Description of the task =>
Take all the material and copy it exactly.

Records for the exercise =>
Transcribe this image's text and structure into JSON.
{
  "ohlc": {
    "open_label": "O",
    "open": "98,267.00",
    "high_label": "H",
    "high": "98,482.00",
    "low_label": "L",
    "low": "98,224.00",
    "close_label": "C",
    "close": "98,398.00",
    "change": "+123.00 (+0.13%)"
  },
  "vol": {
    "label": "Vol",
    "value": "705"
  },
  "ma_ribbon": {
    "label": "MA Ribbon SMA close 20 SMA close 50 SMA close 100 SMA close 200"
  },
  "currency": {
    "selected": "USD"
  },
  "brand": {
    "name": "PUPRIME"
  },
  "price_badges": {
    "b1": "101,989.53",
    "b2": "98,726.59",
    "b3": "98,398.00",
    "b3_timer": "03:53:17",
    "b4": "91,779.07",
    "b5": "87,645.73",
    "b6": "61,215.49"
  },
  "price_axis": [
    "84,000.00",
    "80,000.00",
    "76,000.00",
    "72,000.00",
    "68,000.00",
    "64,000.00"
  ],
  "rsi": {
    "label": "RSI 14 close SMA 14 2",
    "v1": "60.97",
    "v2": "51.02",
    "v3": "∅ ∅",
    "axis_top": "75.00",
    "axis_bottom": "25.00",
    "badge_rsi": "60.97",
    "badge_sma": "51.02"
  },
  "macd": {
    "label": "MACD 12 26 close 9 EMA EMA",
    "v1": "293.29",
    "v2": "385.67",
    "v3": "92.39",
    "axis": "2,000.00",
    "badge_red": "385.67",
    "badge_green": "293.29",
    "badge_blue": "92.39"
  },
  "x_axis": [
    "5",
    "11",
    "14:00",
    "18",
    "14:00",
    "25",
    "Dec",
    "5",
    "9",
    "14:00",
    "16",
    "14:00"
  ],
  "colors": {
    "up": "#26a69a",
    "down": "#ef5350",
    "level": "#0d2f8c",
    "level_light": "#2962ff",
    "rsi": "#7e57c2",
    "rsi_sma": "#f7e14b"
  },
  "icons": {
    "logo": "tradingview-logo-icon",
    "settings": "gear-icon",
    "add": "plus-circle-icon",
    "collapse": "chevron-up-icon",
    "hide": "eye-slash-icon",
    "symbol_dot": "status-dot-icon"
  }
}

Correct answer =>
Transcribe this image's text and structure into JSON.
{
  "ohlc": {
    "open_label": "O",
    "open": "98,267.00",
    "high_label": "H",
    "high": "98,482.00",
    "low_label": "L",
    "low": "98,224.00",
    "close_label": "C",
    "close": "98,398.00",
    "change": "+123.00 (+0.13%)"
  },
  "vol": {
    "label": "Vol",
    "value": "705"
  },
  "ma_ribbon": {
    "label": "MA Ribbon SMA close 20 SMA close 50 SMA close 100 SMA close 200"
  },
  "currency": {
    "selected": "USD"
  },
  "brand": {
    "name": "PUPRIME"
  },
  "price_badges": {
    "b1": "101,989.53",
    "b2": "98,726.59",
    "b3": "98,398.00",
    "b3_timer": "03:53:17",
    "b4": "91,779.07",
    "b5": "87,645.73",
    "b6": "61,215.49"
  },
  "price_axis": [
    "84,000.00",
    "80,000.00",
    "76,000.00",
    "72,000.00",
    "68,000.00",
    "64,000.00"
  ],
  "rsi": {
    "label": "RSI 14 close SMA 14 2",
    "v1": "60.97",
    "v2": "51.02",
    "v3": "∅ ∅",
    "axis_top": "75.00",
    "axis_bottom": "25.00",
    "badge_rsi": "60.97",
    "badge_sma": "51.02"
  },
  "macd": {
    "label": "MACD 12 26 close 9 EMA EMA",
    "v1": "293.29",
    "v2": "385.67",
    "v3": "92.39",
    "axis": "2,000.00",
    "badge_red": "385.67",
    "badge_green": "293.29",
    "badge_blue": "92.39"
  },
  "x_axis": [
    "5",
    "11",
    "14:00",
    "18",
    "14:00",
    "25",
    "Dec",
    "5",
    "9",
    "14:00",
    "16",
    "14:00"
  ],
  "colors": {
    "up": "#26a69a",
    "down": "#ef5350",
    "level": "#0d2f8c",
    "level_light": "#2962ff",
    "rsi": "#7e57c2",
    "rsi_sma": "#f7e14b"
  },
  "icons": {
    "logo": "tradingview-logo-icon",
    "settings": "gear-icon",
    "add": "plus-circle-icon",
    "collapse": "chevron-up-icon",
    "hide": "eye-slash-icon",
    "symbol_dot": "status-dot-icon"
  }
}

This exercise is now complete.